Problem requirements: Extract the complete listing and repeat it word for word.

Records supplied:
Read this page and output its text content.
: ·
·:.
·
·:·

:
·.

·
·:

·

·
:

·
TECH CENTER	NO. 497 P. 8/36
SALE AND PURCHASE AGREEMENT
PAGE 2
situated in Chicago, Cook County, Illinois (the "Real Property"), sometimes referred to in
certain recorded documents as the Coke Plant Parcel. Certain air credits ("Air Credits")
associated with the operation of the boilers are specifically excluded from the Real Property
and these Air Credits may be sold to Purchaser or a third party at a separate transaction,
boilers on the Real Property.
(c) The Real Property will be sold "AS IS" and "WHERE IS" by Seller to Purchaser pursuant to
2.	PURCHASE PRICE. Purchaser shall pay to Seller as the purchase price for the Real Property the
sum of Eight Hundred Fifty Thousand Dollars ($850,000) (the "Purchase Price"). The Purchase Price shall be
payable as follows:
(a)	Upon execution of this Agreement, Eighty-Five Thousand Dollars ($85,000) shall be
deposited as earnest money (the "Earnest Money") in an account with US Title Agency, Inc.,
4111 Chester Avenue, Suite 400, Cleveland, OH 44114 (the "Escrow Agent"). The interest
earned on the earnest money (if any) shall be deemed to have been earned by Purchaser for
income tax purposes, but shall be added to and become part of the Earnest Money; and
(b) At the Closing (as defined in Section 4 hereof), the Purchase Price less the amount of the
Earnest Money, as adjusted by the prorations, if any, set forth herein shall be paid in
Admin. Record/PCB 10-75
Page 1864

Response to this task:
Read this page and output its text content.
: ·
·:.
·
·:·

:
·.

·
·:

·

·
:

·
TECH CENTER	NO. 497 P. 8/36
SALE AND PURCHASE AGREEMENT
PAGE 2
situated in Chicago, Cook County, Illinois (the "Real Property"), sometimes referred to in
certain recorded documents as the Coke Plant Parcel. Certain air credits ("Air Credits")
associated with the operation of the boilers are specifically excluded from the Real Property
and these Air Credits may be sold to Purchaser or a third party at a separate transaction,
boilers on the Real Property.
(c) The Real Property will be sold "AS IS" and "WHERE IS" by Seller to Purchaser pursuant to
2.	PURCHASE PRICE. Purchaser shall pay to Seller as the purchase price for the Real Property the
sum of Eight Hundred Fifty Thousand Dollars ($850,000) (the "Purchase Price"). The Purchase Price shall be
payable as follows:
(a)	Upon execution of this Agreement, Eighty-Five Thousand Dollars ($85,000) shall be
deposited as earnest money (the "Earnest Money") in an account with US Title Agency, Inc.,
4111 Chester Avenue, Suite 400, Cleveland, OH 44114 (the "Escrow Agent"). The interest
earned on the earnest money (if any) shall be deemed to have been earned by Purchaser for
income tax purposes, but shall be added to and become part of the Earnest Money; and
(b) At the Closing (as defined in Section 4 hereof), the Purchase Price less the amount of the
Earnest Money, as adjusted by the prorations, if any, set forth herein shall be paid in
Admin. Record/PCB 10-75
Page 1864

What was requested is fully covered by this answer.